>> begin
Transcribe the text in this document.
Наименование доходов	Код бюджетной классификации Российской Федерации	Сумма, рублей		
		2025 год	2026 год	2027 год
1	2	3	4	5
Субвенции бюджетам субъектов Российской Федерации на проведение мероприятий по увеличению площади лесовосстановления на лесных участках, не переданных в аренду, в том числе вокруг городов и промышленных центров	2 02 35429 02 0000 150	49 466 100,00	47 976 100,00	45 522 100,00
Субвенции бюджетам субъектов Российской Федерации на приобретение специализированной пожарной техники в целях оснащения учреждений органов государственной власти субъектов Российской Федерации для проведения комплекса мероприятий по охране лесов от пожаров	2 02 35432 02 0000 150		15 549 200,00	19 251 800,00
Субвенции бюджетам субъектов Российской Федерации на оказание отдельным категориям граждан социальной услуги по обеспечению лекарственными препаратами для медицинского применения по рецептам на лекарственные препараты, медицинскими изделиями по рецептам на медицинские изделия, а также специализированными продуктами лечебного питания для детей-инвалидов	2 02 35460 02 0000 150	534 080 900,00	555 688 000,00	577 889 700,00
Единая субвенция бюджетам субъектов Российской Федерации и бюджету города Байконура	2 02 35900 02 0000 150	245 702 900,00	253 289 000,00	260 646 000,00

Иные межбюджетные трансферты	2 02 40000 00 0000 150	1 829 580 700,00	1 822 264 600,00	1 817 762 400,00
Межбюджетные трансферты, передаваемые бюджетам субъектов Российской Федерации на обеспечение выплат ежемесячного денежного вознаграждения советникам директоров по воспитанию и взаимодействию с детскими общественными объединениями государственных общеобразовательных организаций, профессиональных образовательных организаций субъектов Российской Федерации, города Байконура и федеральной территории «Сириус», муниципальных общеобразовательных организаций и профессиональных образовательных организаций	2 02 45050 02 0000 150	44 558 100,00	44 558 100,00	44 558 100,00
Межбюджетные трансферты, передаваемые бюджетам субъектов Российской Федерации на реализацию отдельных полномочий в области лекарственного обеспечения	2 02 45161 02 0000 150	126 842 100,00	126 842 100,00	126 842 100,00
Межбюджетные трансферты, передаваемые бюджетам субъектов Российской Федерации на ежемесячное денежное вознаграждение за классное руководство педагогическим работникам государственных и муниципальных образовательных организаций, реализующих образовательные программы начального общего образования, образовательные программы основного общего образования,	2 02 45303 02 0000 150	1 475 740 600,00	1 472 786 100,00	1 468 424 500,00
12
>> end
- **PROBLEM TO SOLVE**
Return all of the data word for word.

- **SOLVED PROBLEM**
Transcribe the text in this document.
Наименование доходов	Код бюджетной классификации Российской Федерации	Сумма, рублей		
		2025 год	2026 год	2027 год
1	2	3	4	5
Субвенции бюджетам субъектов Российской Федерации на проведение мероприятий по увеличению площади лесовосстановления на лесных участках, не переданных в аренду, в том числе вокруг городов и промышленных центров	2 02 35429 02 0000 150	49 466 100,00	47 976 100,00	45 522 100,00
Субвенции бюджетам субъектов Российской Федерации на приобретение специализированной пожарной техники в целях оснащения учреждений органов государственной власти субъектов Российской Федерации для проведения комплекса мероприятий по охране лесов от пожаров	2 02 35432 02 0000 150		15 549 200,00	19 251 800,00
Субвенции бюджетам субъектов Российской Федерации на оказание отдельным категориям граждан социальной услуги по обеспечению лекарственными препаратами для медицинского применения по рецептам на лекарственные препараты, медицинскими изделиями по рецептам на медицинские изделия, а также специализированными продуктами лечебного питания для детей-инвалидов	2 02 35460 02 0000 150	534 080 900,00	555 688 000,00	577 889 700,00
Единая субвенция бюджетам субъектов Российской Федерации и бюджету города Байконура	2 02 35900 02 0000 150	245 702 900,00	253 289 000,00	260 646 000,00

Иные межбюджетные трансферты	2 02 40000 00 0000 150	1 829 580 700,00	1 822 264 600,00	1 817 762 400,00
Межбюджетные трансферты, передаваемые бюджетам субъектов Российской Федерации на обеспечение выплат ежемесячного денежного вознаграждения советникам директоров по воспитанию и взаимодействию с детскими общественными объединениями государственных общеобразовательных организаций, профессиональных образовательных организаций субъектов Российской Федерации, города Байконура и федеральной территории «Сириус», муниципальных общеобразовательных организаций и профессиональных образовательных организаций	2 02 45050 02 0000 150	44 558 100,00	44 558 100,00	44 558 100,00
Межбюджетные трансферты, передаваемые бюджетам субъектов Российской Федерации на реализацию отдельных полномочий в области лекарственного обеспечения	2 02 45161 02 0000 150	126 842 100,00	126 842 100,00	126 842 100,00
Межбюджетные трансферты, передаваемые бюджетам субъектов Российской Федерации на ежемесячное денежное вознаграждение за классное руководство педагогическим работникам государственных и муниципальных образовательных организаций, реализующих образовательные программы начального общего образования, образовательные программы основного общего образования,	2 02 45303 02 0000 150	1 475 740 600,00	1 472 786 100,00	1 468 424 500,00
12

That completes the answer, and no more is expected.